* Dokumenttext

^^^^^^^^^^^^^^^^

Hannelore Book ist langjährige Mitarbeiterin des Kinderhilfswerks terre des hommes Deutschland. Dort koordiniert sie unter anderem die Zusammenarbeit mit Unternehmen und Organisationen - und auch die Partnerschaft mit der Deutschen Schachjugend. Vom 18. Februar bis zum 9. März war sie auf einer Projektreise in Vietnam. Dort besuchte sie unter anderem die Provinz Thanh Hoa, in der die Deutsche Schachjugend die Patenschaft für ein wichtiges Bildungsprojekt übernommen hatte. In Thanh Hoa startete im vergangenen Jahr ein weiteres Projekt, das die DSJ in Zukunft unterstützen wird. Für die DSJ schildert Hannelore Book ihre Eindrücke aus Vietnam und berichtet von der Bedeutung, die die Arbeit des Kinderhilfswerks für die Region hat.

 

 

„Ich habe mir mit dieser Reise einen lang gehegten Wunsch erfüllt, da es sich auch persönlich für mich um eine Zeitreise handelte. Ich habe all die Projekte besucht, die ich schon aus den Jahren kannte, als noch Krieg in Vietnam herrschte, wie das Zentrum für körperbehinderte Kinder in Saigon/Ho Chi Minh-Stadt und das Zentrum für unterernährte Kinder, ebenfalls in Saigon. 80 % der Kinder, die hier behandelt werden, kommen aus dem armen Norden Vietnams, besonders aus der Provinz Thanh Hoa.

 

Die Provinz Thanh Hoa, in der sich auch das bis Ende 2008 von der Deutschen Schachjugend  geförderte Schulprojekt befindet, liegt 150 km südlich von Hanoi und ist mit  knapp vier Millionen Einwohnern eine der größten Provinzen Vietnams, mit 70 % Waldboden und Bergland. Knapp die Hälfte der 27 Provinz-Distrikte sind Bergdistrikte und besonders arm. Hier leben überwiegend ethnische Minderheiten der Volksgruppen Thai, H'mong, Muong, Khomu und Dao.

 

Thanh Hoa ist für seine Armut und schwierigen Lebensbedingungen in ganz Vietnam bekannt.

^^^^^^^^^^^^^^^^

* Bereitgestellte Einträge

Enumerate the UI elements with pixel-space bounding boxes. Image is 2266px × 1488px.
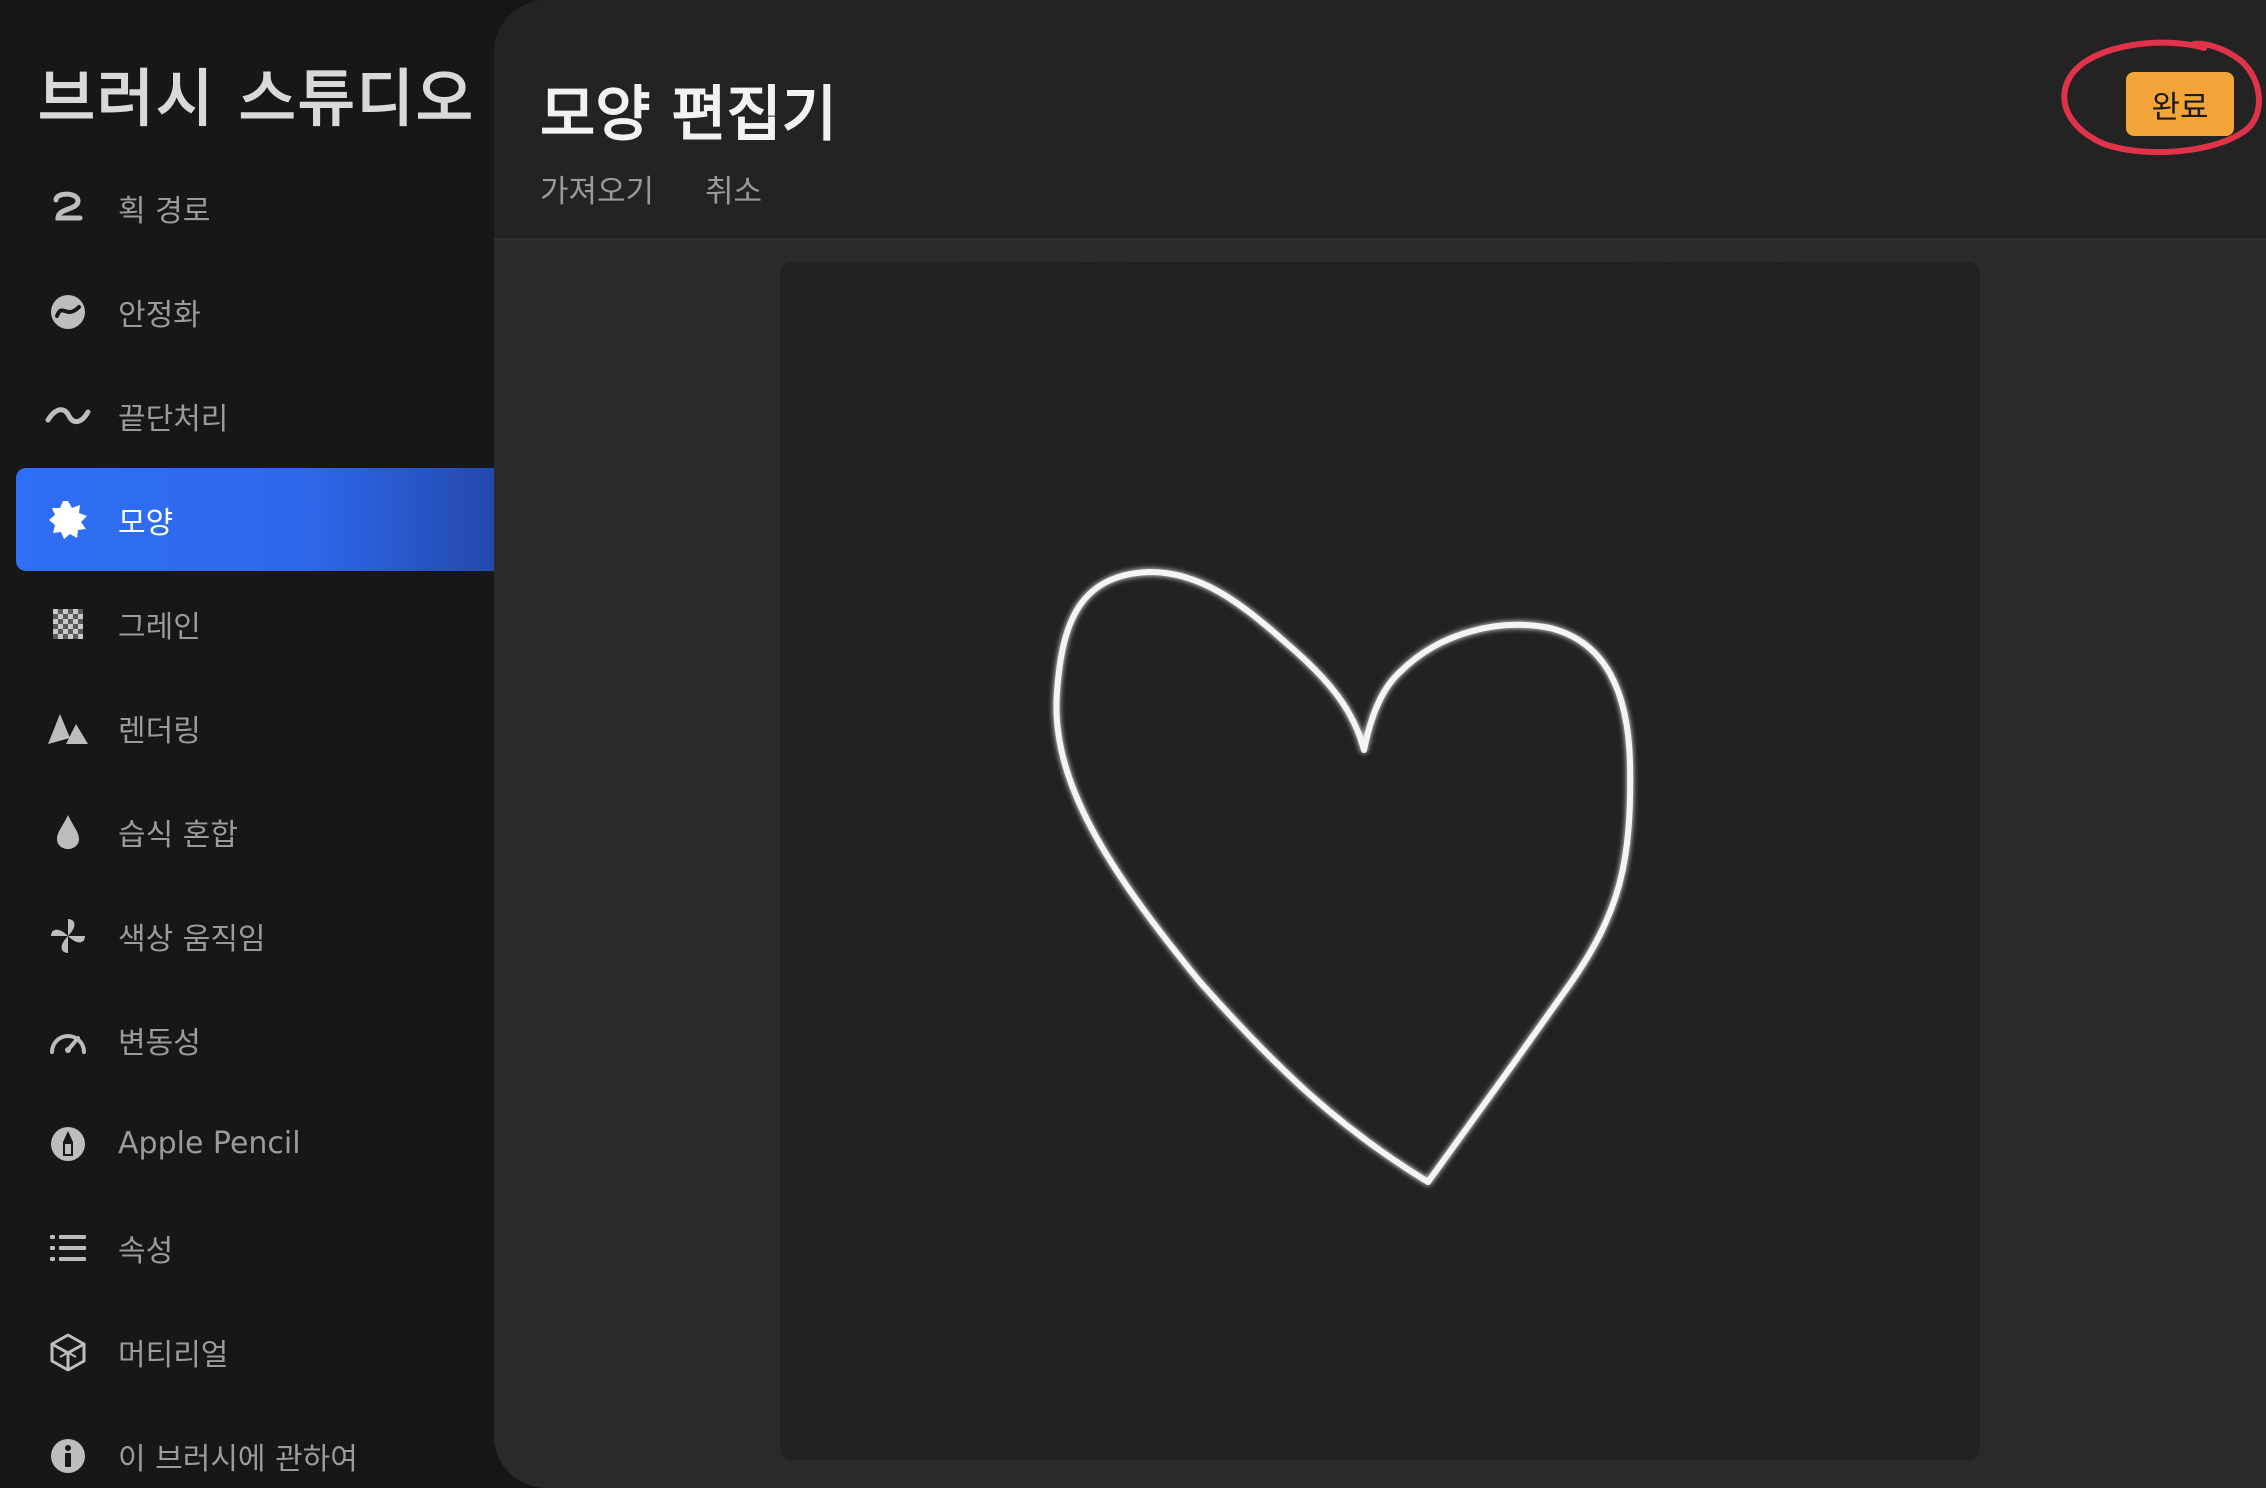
sidebar-item-properties[interactable]: 속성 [16,1196,494,1299]
sidebar-item-label: 그레인 [118,609,201,645]
wet-mix-icon [42,806,94,858]
shape-editor-panel: 모양 편집기 가져오기 취소 완료 [494,0,2266,1488]
grain-icon [42,598,94,650]
stabilization-icon [42,286,94,338]
sidebar-item-shape[interactable]: 모양 [16,468,494,571]
sidebar-item-label: 렌더링 [118,713,201,749]
sidebar: 브러시 스튜디오 획 경로 안정화 끝단처리 모양 그레인 렌더링 습식 혼합 … [0,0,494,1488]
heart-shape [1053,569,1634,1185]
sidebar-item-stabilization[interactable]: 안정화 [16,260,494,363]
taper-icon [42,390,94,442]
sidebar-item-about-brush[interactable]: 이 브러시에 관하여 [16,1404,494,1488]
sidebar-item-label: Apple Pencil [118,1126,301,1161]
sidebar-item-dynamics[interactable]: 변동성 [16,988,494,1091]
sidebar-item-taper[interactable]: 끝단처리 [16,364,494,467]
shape-canvas[interactable] [780,262,1980,1460]
brush-studio-app: 브러시 스튜디오 획 경로 안정화 끝단처리 모양 그레인 렌더링 습식 혼합 … [0,0,2266,1488]
cube-icon [42,1326,94,1378]
sidebar-item-label: 획 경로 [118,193,211,229]
sidebar-item-label: 이 브러시에 관하여 [118,1441,358,1477]
import-button[interactable]: 가져오기 [540,166,654,211]
editor-header: 모양 편집기 가져오기 취소 완료 [494,0,2266,240]
sidebar-item-color-dynamics[interactable]: 색상 움직임 [16,884,494,987]
done-button[interactable]: 완료 [2126,72,2234,136]
info-icon [42,1430,94,1482]
sidebar-item-wet-mix[interactable]: 습식 혼합 [16,780,494,883]
speedometer-icon [42,1014,94,1066]
sidebar-item-label: 모양 [118,505,174,541]
sidebar-item-apple-pencil[interactable]: Apple Pencil [16,1092,494,1195]
sidebar-item-label: 안정화 [118,297,201,333]
shape-icon [42,494,94,546]
pinwheel-icon [42,910,94,962]
stroke-path-icon [42,182,94,234]
sidebar-item-label: 습식 혼합 [118,817,238,853]
sidebar-item-label: 끝단처리 [118,401,229,437]
sidebar-item-label: 속성 [118,1233,174,1269]
cancel-button[interactable]: 취소 [705,166,762,211]
sidebar-item-label: 변동성 [118,1025,201,1061]
page-title: 모양 편집기 [540,80,837,150]
sidebar-title: 브러시 스튜디오 [38,62,475,135]
sidebar-item-rendering[interactable]: 렌더링 [16,676,494,779]
list-icon [42,1222,94,1274]
canvas-area [494,240,2266,1488]
sidebar-item-materials[interactable]: 머티리얼 [16,1300,494,1403]
sidebar-item-label: 색상 움직임 [118,921,266,957]
sidebar-item-grain[interactable]: 그레인 [16,572,494,675]
rendering-icon [42,702,94,754]
sidebar-item-stroke-path[interactable]: 획 경로 [16,156,494,259]
sidebar-item-label: 머티리얼 [118,1337,229,1373]
apple-pencil-icon [42,1118,94,1170]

^^^^^^^^^^^^^^^^

* Arbeitsanweisungen
- 1) Schreiben Sie in den Einträgen den Abschnitt von der Zeile mit „sidebar-item-properties[interactable]: 속성 [16,1196,494,1299]“ bis einschließlich der Zeile mit „shape-canvas[interactable] [780,262,1980,1460]“ neu, wobei „heart-shape“ durch „star-shape“ ersetzt wird und alles Übrige unverändert bleibt.
- 2) Führen Sie den Bericht über die Vietnamreise im Anschluss an seinen letzten Satz weiter.
Die Einträge stehen in keinem Zusammenhang mit dem Bericht über die Vietnamreise.

* Ergebnisse je Aufgabe
- 1)
sidebar-item-properties[interactable]: 속성 [16,1196,494,1299]
sidebar-item-label: 그레인 [118,609,201,645]
wet-mix-icon [42,806,94,858]
shape-editor-panel: 모양 편집기 가져오기 취소 완료 [494,0,2266,1488]
grain-icon [42,598,94,650]
stabilization-icon [42,286,94,338]
sidebar-item-shape[interactable]: 모양 [16,468,494,571]
sidebar-item-label: 렌더링 [118,713,201,749]
sidebar: 브러시 스튜디오 획 경로 안정화 끝단처리 모양 그레인 렌더링 습식 혼합 … [0,0,494,1488]
star-shape [1053,569,1634,1185]
sidebar-item-stabilization[interactable]: 안정화 [16,260,494,363]
taper-icon [42,390,94,442]
sidebar-item-about-brush[interactable]: 이 브러시에 관하여 [16,1404,494,1488]
sidebar-item-label: Apple Pencil [118,1126,301,1161]
sidebar-item-dynamics[interactable]: 변동성 [16,988,494,1091]
sidebar-item-taper[interactable]: 끝단처리 [16,364,494,467]
shape-canvas[interactable] [780,262,1980,1460]

- 2)
ein typisches Schulgebäude in Thanh Hoa
Die Schüler müssen in selbstgebauten Hütten hausen.

Fehlende Arbeitskräfte verfestigen die Armut

Die natürlichen Überlebensbedingungen sind hart aufgrund der bergigen Landschaft und des rauen Klimas der Region. Im Winter wird es sehr kalt und im Sommer oft von Taifunen heimgesucht. Die landwirtschaftliche Produktion bietet keine ausreichenden Arbeitsmöglichkeiten und Erträge für alle Einwohner. Hinzu kommt, dass in den abgelegenen Landgemeinden bislang kaum Kenntnisse und Strukturen für selbstorganisierte  Einkommensinitiativen vorhanden sind und die wirtschaftlichen Möglichkeiten z. B. im Handwerk, Textilverarbeitung, Informatik aufgrund mangelnder Fachkenntnisse und einem Defizit an Facharbeitern brach liegen. Ein großes Entwicklungspotential ist in den Landgemeinden bei den Kindern und bei Jugendlichen zwischen 14 und 18 Jahren zu finden, da sie sozialpolitischen und ökonomischen Veränderungen mit großer Offenheit begegnen. Doch gleichzeitig fehlt dieser Gruppe der Zugang zu Informationen über ihre Rechte und Förderangebote, wie Mittel für die Finanzierung ihrer Grund- und Weiterbildung.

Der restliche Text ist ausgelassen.